*Work to do*
Render the following material again verbatim, leaving nothing out.

*Stored items from a collection*
· · ·

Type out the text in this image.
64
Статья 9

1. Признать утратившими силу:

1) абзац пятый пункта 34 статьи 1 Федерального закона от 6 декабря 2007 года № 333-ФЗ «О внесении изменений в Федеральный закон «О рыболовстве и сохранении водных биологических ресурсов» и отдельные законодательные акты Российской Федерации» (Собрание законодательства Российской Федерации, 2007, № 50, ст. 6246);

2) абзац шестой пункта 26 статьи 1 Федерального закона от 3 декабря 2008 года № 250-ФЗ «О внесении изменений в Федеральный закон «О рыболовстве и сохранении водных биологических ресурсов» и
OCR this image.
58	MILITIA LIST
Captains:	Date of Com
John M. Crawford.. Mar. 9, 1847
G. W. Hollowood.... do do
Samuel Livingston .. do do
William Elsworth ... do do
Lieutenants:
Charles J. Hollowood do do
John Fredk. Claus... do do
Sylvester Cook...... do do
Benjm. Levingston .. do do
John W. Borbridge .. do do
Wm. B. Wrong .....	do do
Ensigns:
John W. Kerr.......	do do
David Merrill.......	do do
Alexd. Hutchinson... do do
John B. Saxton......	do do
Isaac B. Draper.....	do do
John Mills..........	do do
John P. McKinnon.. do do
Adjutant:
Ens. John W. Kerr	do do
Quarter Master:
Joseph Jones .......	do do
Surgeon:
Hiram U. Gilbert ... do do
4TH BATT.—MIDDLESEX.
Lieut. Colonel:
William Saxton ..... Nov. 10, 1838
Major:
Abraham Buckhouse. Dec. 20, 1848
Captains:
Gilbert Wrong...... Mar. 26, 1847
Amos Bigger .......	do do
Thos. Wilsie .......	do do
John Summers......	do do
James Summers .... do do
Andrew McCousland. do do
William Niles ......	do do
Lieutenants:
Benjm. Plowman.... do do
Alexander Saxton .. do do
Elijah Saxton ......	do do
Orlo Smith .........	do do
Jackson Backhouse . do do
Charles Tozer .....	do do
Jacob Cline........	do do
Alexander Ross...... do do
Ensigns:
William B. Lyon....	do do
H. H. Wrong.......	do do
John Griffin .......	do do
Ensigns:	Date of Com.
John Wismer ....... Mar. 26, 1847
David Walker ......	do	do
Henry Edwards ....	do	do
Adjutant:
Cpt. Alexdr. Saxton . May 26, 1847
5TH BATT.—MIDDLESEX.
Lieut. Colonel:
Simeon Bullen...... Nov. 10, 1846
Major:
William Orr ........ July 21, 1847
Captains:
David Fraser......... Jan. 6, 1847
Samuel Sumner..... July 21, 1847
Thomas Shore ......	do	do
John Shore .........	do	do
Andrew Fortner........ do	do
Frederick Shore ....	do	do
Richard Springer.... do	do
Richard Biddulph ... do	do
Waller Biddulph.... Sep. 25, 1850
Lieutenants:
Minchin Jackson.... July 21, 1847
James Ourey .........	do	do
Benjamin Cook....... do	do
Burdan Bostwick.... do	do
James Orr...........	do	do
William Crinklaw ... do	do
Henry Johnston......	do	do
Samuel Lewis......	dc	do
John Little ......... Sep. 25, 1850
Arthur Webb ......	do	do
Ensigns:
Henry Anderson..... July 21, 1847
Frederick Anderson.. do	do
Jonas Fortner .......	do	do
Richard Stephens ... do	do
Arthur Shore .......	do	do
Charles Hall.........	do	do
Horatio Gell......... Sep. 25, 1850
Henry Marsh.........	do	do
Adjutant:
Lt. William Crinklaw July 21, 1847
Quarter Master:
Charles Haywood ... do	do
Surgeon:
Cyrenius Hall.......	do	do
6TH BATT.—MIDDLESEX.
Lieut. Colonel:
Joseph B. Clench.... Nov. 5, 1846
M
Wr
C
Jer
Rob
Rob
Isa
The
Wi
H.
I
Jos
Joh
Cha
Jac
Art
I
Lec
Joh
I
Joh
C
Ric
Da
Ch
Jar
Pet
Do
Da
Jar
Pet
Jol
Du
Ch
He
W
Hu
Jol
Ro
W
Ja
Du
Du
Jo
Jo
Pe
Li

· · ·

*Answer for the task*
Type out the text in this image.
64
Статья 9

1. Признать утратившими силу:

1) абзац пятый пункта 34 статьи 1 Федерального закона от 6 декабря 2007 года № 333-ФЗ «О внесении изменений в Федеральный закон «О рыболовстве и сохранении водных биологических ресурсов» и отдельные законодательные акты Российской Федерации» (Собрание законодательства Российской Федерации, 2007, № 50, ст. 6246);

2) абзац шестой пункта 26 статьи 1 Федерального закона от 3 декабря 2008 года № 250-ФЗ «О внесении изменений в Федеральный закон «О рыболовстве и сохранении водных биологических ресурсов» и
OCR this image.
58	MILITIA LIST
Captains:	Date of Com
John M. Crawford.. Mar. 9, 1847
G. W. Hollowood.... do do
Samuel Livingston .. do do
William Elsworth ... do do
Lieutenants:
Charles J. Hollowood do do
John Fredk. Claus... do do
Sylvester Cook...... do do
Benjm. Levingston .. do do
John W. Borbridge .. do do
Wm. B. Wrong .....	do do
Ensigns:
John W. Kerr.......	do do
David Merrill.......	do do
Alexd. Hutchinson... do do
John B. Saxton......	do do
Isaac B. Draper.....	do do
John Mills..........	do do
John P. McKinnon.. do do
Adjutant:
Ens. John W. Kerr	do do
Quarter Master:
Joseph Jones .......	do do
Surgeon:
Hiram U. Gilbert ... do do
4TH BATT.—MIDDLESEX.
Lieut. Colonel:
William Saxton ..... Nov. 10, 1838
Major:
Abraham Buckhouse. Dec. 20, 1848
Captains:
Gilbert Wrong...... Mar. 26, 1847
Amos Bigger .......	do do
Thos. Wilsie .......	do do
John Summers......	do do
James Summers .... do do
Andrew McCousland. do do
William Niles ......	do do
Lieutenants:
Benjm. Plowman.... do do
Alexander Saxton .. do do
Elijah Saxton ......	do do
Orlo Smith .........	do do
Jackson Backhouse . do do
Charles Tozer .....	do do
Jacob Cline........	do do
Alexander Ross...... do do
Ensigns:
William B. Lyon....	do do
H. H. Wrong.......	do do
John Griffin .......	do do
Ensigns:	Date of Com.
John Wismer ....... Mar. 26, 1847
David Walker ......	do	do
Henry Edwards ....	do	do
Adjutant:
Cpt. Alexdr. Saxton . May 26, 1847
5TH BATT.—MIDDLESEX.
Lieut. Colonel:
Simeon Bullen...... Nov. 10, 1846
Major:
William Orr ........ July 21, 1847
Captains:
David Fraser......... Jan. 6, 1847
Samuel Sumner..... July 21, 1847
Thomas Shore ......	do	do
John Shore .........	do	do
Andrew Fortner........ do	do
Frederick Shore ....	do	do
Richard Springer.... do	do
Richard Biddulph ... do	do
Waller Biddulph.... Sep. 25, 1850
Lieutenants:
Minchin Jackson.... July 21, 1847
James Ourey .........	do	do
Benjamin Cook....... do	do
Burdan Bostwick.... do	do
James Orr...........	do	do
William Crinklaw ... do	do
Henry Johnston......	do	do
Samuel Lewis......	dc	do
John Little ......... Sep. 25, 1850
Arthur Webb ......	do	do
Ensigns:
Henry Anderson..... July 21, 1847
Frederick Anderson.. do	do
Jonas Fortner .......	do	do
Richard Stephens ... do	do
Arthur Shore .......	do	do
Charles Hall.........	do	do
Horatio Gell......... Sep. 25, 1850
Henry Marsh.........	do	do
Adjutant:
Lt. William Crinklaw July 21, 1847
Quarter Master:
Charles Haywood ... do	do
Surgeon:
Cyrenius Hall.......	do	do
6TH BATT.—MIDDLESEX.
Lieut. Colonel:
Joseph B. Clench.... Nov. 5, 1846
M
Wr
C
Jer
Rob
Rob
Isa
The
Wi
H.
I
Jos
Joh
Cha
Jac
Art
I
Lec
Joh
I
Joh
C
Ric
Da
Ch
Jar
Pet
Do
Da
Jar
Pet
Jol
Du
Ch
He
W
Hu
Jol
Ro
W
Ja
Du
Du
Jo
Jo
Pe
Li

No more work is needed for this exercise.